* start Given information *
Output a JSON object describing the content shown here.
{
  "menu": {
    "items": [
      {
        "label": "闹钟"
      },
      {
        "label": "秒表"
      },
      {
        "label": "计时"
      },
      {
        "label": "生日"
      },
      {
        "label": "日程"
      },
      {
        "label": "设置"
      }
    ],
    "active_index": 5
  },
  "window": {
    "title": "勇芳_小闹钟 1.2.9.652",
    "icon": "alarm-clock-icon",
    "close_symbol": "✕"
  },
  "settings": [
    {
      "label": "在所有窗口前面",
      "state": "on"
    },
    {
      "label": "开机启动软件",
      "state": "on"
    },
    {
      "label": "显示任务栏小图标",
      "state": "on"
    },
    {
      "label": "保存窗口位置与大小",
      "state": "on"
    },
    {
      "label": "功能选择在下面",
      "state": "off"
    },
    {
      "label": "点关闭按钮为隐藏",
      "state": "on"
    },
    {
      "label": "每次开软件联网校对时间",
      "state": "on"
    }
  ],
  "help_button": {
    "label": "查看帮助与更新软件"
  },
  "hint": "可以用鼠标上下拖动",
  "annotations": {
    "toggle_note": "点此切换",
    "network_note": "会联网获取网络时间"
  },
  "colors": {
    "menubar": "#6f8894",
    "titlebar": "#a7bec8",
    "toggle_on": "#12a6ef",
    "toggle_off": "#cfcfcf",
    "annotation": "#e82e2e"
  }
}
* end Given information *
• Objective:
Quote every record above exactly.

• Solution to this problem:
Output a JSON object describing the content shown here.
{
  "menu": {
    "items": [
      {
        "label": "闹钟"
      },
      {
        "label": "秒表"
      },
      {
        "label": "计时"
      },
      {
        "label": "生日"
      },
      {
        "label": "日程"
      },
      {
        "label": "设置"
      }
    ],
    "active_index": 5
  },
  "window": {
    "title": "勇芳_小闹钟 1.2.9.652",
    "icon": "alarm-clock-icon",
    "close_symbol": "✕"
  },
  "settings": [
    {
      "label": "在所有窗口前面",
      "state": "on"
    },
    {
      "label": "开机启动软件",
      "state": "on"
    },
    {
      "label": "显示任务栏小图标",
      "state": "on"
    },
    {
      "label": "保存窗口位置与大小",
      "state": "on"
    },
    {
      "label": "功能选择在下面",
      "state": "off"
    },
    {
      "label": "点关闭按钮为隐藏",
      "state": "on"
    },
    {
      "label": "每次开软件联网校对时间",
      "state": "on"
    }
  ],
  "help_button": {
    "label": "查看帮助与更新软件"
  },
  "hint": "可以用鼠标上下拖动",
  "annotations": {
    "toggle_note": "点此切换",
    "network_note": "会联网获取网络时间"
  },
  "colors": {
    "menubar": "#6f8894",
    "titlebar": "#a7bec8",
    "toggle_on": "#12a6ef",
    "toggle_off": "#cfcfcf",
    "annotation": "#e82e2e"
  }
}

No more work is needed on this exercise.